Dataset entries

# # # # # # #

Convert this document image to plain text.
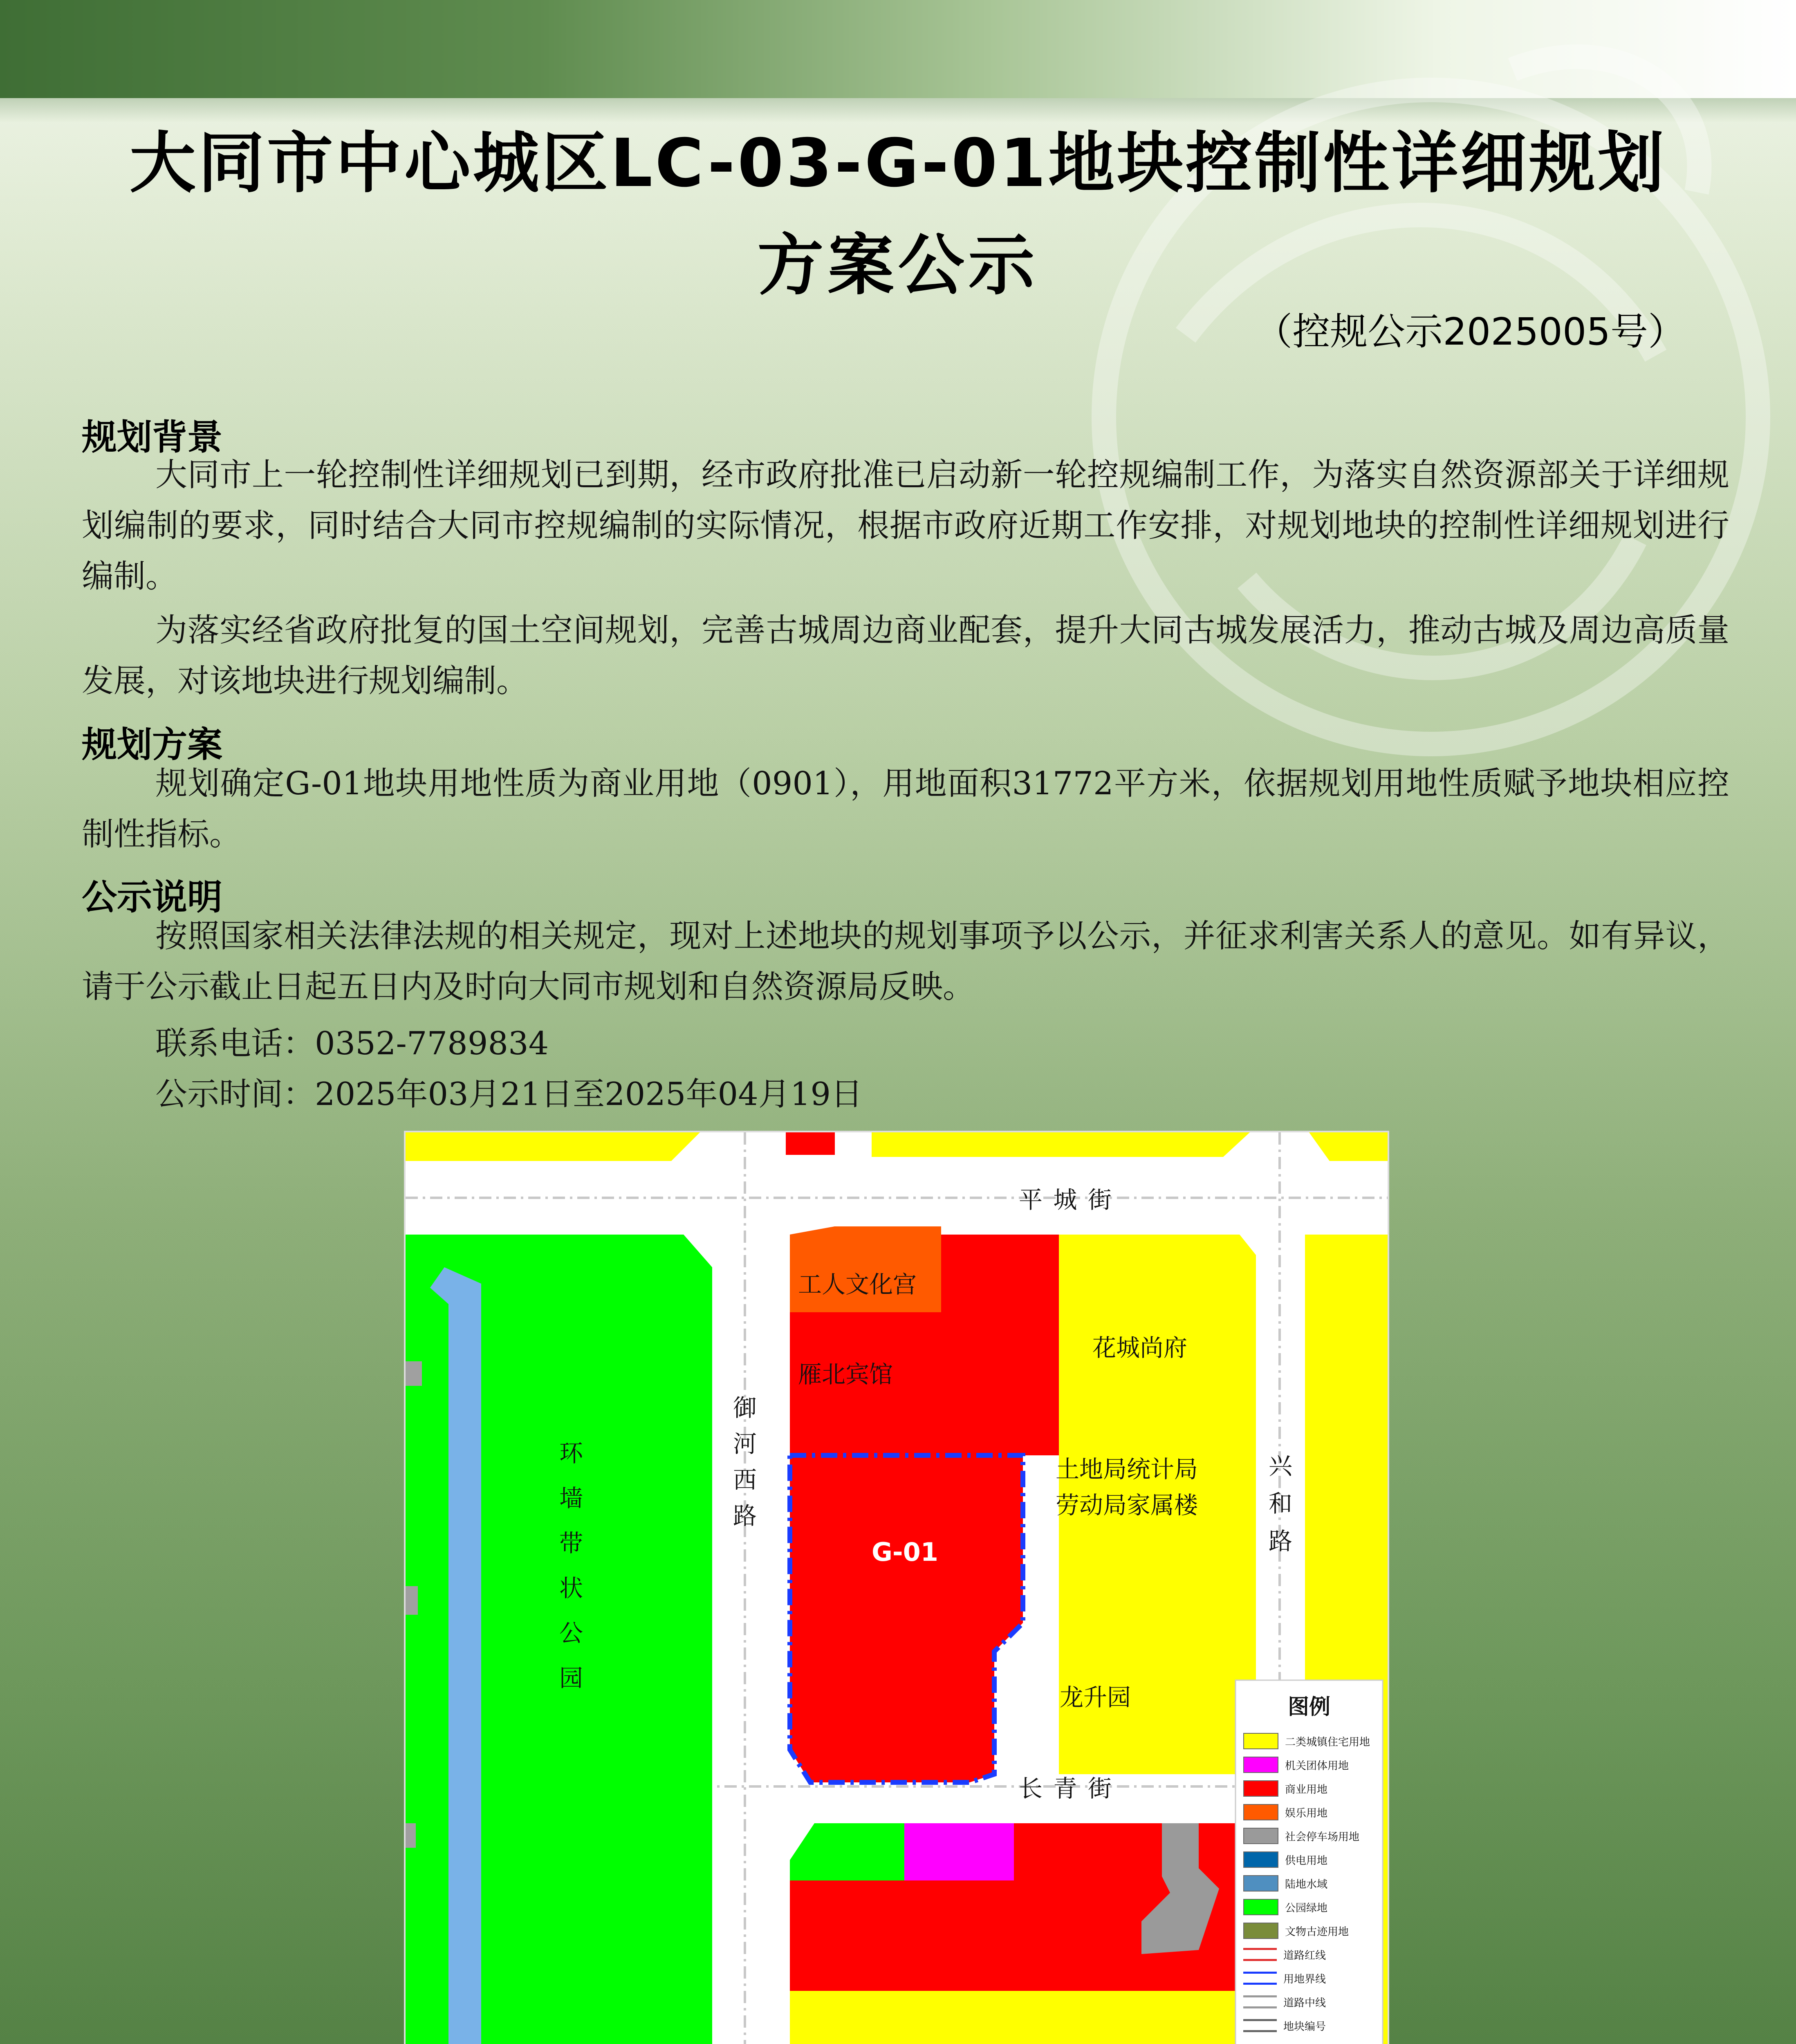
大同市中心城区LC-03-G-01地块控制性详细规划
方案公示
（控规公示2025005号）
规划背景
大同市上一轮控制性详细规划已到期，经市政府批准已启动新一轮控规编制工作，为落实自然资源部关于详细规划编制的要求，同时结合大同市控规编制的实际情况，根据市政府近期工作安排，对规划地块的控制性详细规划进行编制。
为落实经省政府批复的国土空间规划，完善古城周边商业配套，提升大同古城发展活力，推动古城及周边高质量发展，对该地块进行规划编制。
规划方案
规划确定G-01地块用地性质为商业用地（0901），用地面积31772平方米，依据规划用地性质赋予地块相应控制性指标。
公示说明
按照国家相关法律法规的相关规定，现对上述地块的规划事项予以公示，并征求利害关系人的意见。如有异议，请于公示截止日起五日内及时向大同市规划和自然资源局反映。
联系电话：0352-7789834
公示时间：2025年03月21日至2025年04月19日
平 城 街
长 青 街
御
河
西
路
兴
和
路
环
墙
带
状
公
园
工人文化宫
雁北宾馆
花城尚府
土地局统计局
劳动局家属楼
龙升园
G-01
图例
二类城镇住宅用地
机关团体用地
商业用地
娱乐用地
社会停车场用地
供电用地
陆地水域
公园绿地
文物古迹用地
道路红线
用地界线
道路中线
地块编号
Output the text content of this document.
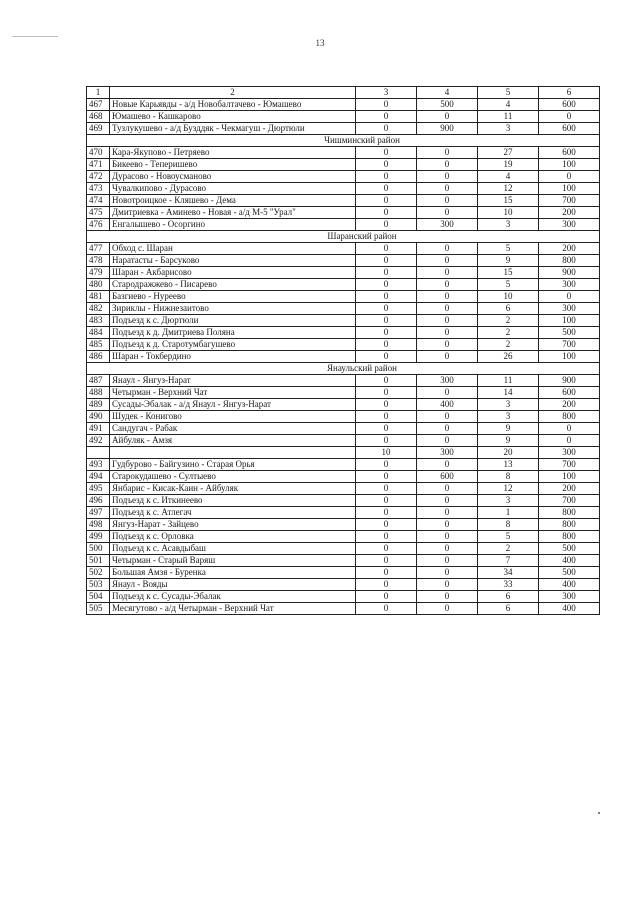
13
1	2	3	4	5	6
467	Новые Карьявды - а/д Новобалтачево - Юмашево	0	500	4	600
468	Юмашево - Кашкарово	0	0	11	0
469	Тузлукушево - а/д Бузддяк - Чекмагуш - Дюртюли	0	900	3	600
Чишминский район					
470	Кара-Якупово - Петряево	0	0	27	600
471	Бикеево - Теперишево	0	0	19	100
472	Дурасово - Новоусманово	0	0	4	0
473	Чувалкипово - Дурасово	0	0	12	100
474	Новотроицкое - Кляшево - Дема	0	0	15	700
475	Дмитриевка - Аминево - Новая - а/д М-5 "Урал"	0	0	10	200
476	Енгалышево - Осоргино	0	300	3	300
Шаранский район					
477	Обход с. Шаран	0	0	5	200
478	Наратасты - Барсуково	0	0	9	800
479	Шаран - Акбарисово	0	0	15	900
480	Стародражжево - Писарево	0	0	5	300
481	Базгиево - Нуреево	0	0	10	0
482	Зириклы - Нижнезаитово	0	0	6	300
483	Подъезд к с. Дюртюли	0	0	2	100
484	Подъезд к д. Дмитриева Поляна	0	0	2	500
485	Подъезд к д. Старотумбагушево	0	0	2	700
486	Шаран - Токбердино	0	0	26	100
Янаульский район					
487	Янаул - Янгуз-Нарат	0	300	11	900
488	Четырман - Верхний Чат	0	0	14	600
489	Сусады-Эбалак - а/д Янаул - Янгуз-Нарат	0	400	3	200
490	Шудек - Конигово	0	0	3	800
491	Сандугач - Рабак	0	0	9	0
492	Айбуляк - Амзя	0	0	9	0
		10	300	20	300
493	Гудбурово - Байгузино - Старая Орья	0	0	13	700
494	Старокудашево - Султыево	0	600	8	100
495	Янбарис - Кисак-Каин - Айбуляк	0	0	12	200
496	Подъезд к с. Иткинеево	0	0	3	700
497	Подъезд к с. Атлегач	0	0	1	800
498	Янгуз-Нарат - Зайцево	0	0	8	800
499	Подъезд к с. Орловка	0	0	5	800
500	Подъезд к с. Асавдыбаш	0	0	2	500
501	Четырман - Старый Варяш	0	0	7	400
502	Большая Амзя - Буренка	0	0	34	500
503	Янаул - Вояды	0	0	33	400
504	Подъезд к с. Сусады-Эбалак	0	0	6	300
505	Месягутово - а/д Четырман - Верхний Чат	0	0	6	400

# # # # # # #

Return each line of the data, keeping its wording exact and omitting pictures.

Answer for this exercise:
Convert this document image to plain text.
大同市中心城区LC-03-G-01地块控制性详细规划
方案公示
（控规公示2025005号）
规划背景
大同市上一轮控制性详细规划已到期，经市政府批准已启动新一轮控规编制工作，为落实自然资源部关于详细规划编制的要求，同时结合大同市控规编制的实际情况，根据市政府近期工作安排，对规划地块的控制性详细规划进行编制。
为落实经省政府批复的国土空间规划，完善古城周边商业配套，提升大同古城发展活力，推动古城及周边高质量发展，对该地块进行规划编制。
规划方案
规划确定G-01地块用地性质为商业用地（0901），用地面积31772平方米，依据规划用地性质赋予地块相应控制性指标。
公示说明
按照国家相关法律法规的相关规定，现对上述地块的规划事项予以公示，并征求利害关系人的意见。如有异议，请于公示截止日起五日内及时向大同市规划和自然资源局反映。
联系电话：0352-7789834
公示时间：2025年03月21日至2025年04月19日
平 城 街
长 青 街
御
河
西
路
兴
和
路
环
墙
带
状
公
园
工人文化宫
雁北宾馆
花城尚府
土地局统计局
劳动局家属楼
龙升园
G-01
图例
二类城镇住宅用地
机关团体用地
商业用地
娱乐用地
社会停车场用地
供电用地
陆地水域
公园绿地
文物古迹用地
道路红线
用地界线
道路中线
地块编号
Output the text content of this document.
13
1	2	3	4	5	6
467	Новые Карьявды - а/д Новобалтачево - Юмашево	0	500	4	600
468	Юмашево - Кашкарово	0	0	11	0
469	Тузлукушево - а/д Бузддяк - Чекмагуш - Дюртюли	0	900	3	600
Чишминский район					
470	Кара-Якупово - Петряево	0	0	27	600
471	Бикеево - Теперишево	0	0	19	100
472	Дурасово - Новоусманово	0	0	4	0
473	Чувалкипово - Дурасово	0	0	12	100
474	Новотроицкое - Кляшево - Дема	0	0	15	700
475	Дмитриевка - Аминево - Новая - а/д М-5 "Урал"	0	0	10	200
476	Енгалышево - Осоргино	0	300	3	300
Шаранский район					
477	Обход с. Шаран	0	0	5	200
478	Наратасты - Барсуково	0	0	9	800
479	Шаран - Акбарисово	0	0	15	900
480	Стародражжево - Писарево	0	0	5	300
481	Базгиево - Нуреево	0	0	10	0
482	Зириклы - Нижнезаитово	0	0	6	300
483	Подъезд к с. Дюртюли	0	0	2	100
484	Подъезд к д. Дмитриева Поляна	0	0	2	500
485	Подъезд к д. Старотумбагушево	0	0	2	700
486	Шаран - Токбердино	0	0	26	100
Янаульский район					
487	Янаул - Янгуз-Нарат	0	300	11	900
488	Четырман - Верхний Чат	0	0	14	600
489	Сусады-Эбалак - а/д Янаул - Янгуз-Нарат	0	400	3	200
490	Шудек - Конигово	0	0	3	800
491	Сандугач - Рабак	0	0	9	0
492	Айбуляк - Амзя	0	0	9	0
		10	300	20	300
493	Гудбурово - Байгузино - Старая Орья	0	0	13	700
494	Старокудашево - Султыево	0	600	8	100
495	Янбарис - Кисак-Каин - Айбуляк	0	0	12	200
496	Подъезд к с. Иткинеево	0	0	3	700
497	Подъезд к с. Атлегач	0	0	1	800
498	Янгуз-Нарат - Зайцево	0	0	8	800
499	Подъезд к с. Орловка	0	0	5	800
500	Подъезд к с. Асавдыбаш	0	0	2	500
501	Четырман - Старый Варяш	0	0	7	400
502	Большая Амзя - Буренка	0	0	34	500
503	Янаул - Вояды	0	0	33	400
504	Подъезд к с. Сусады-Эбалак	0	0	6	300
505	Месягутово - а/д Четырман - Верхний Чат	0	0	6	400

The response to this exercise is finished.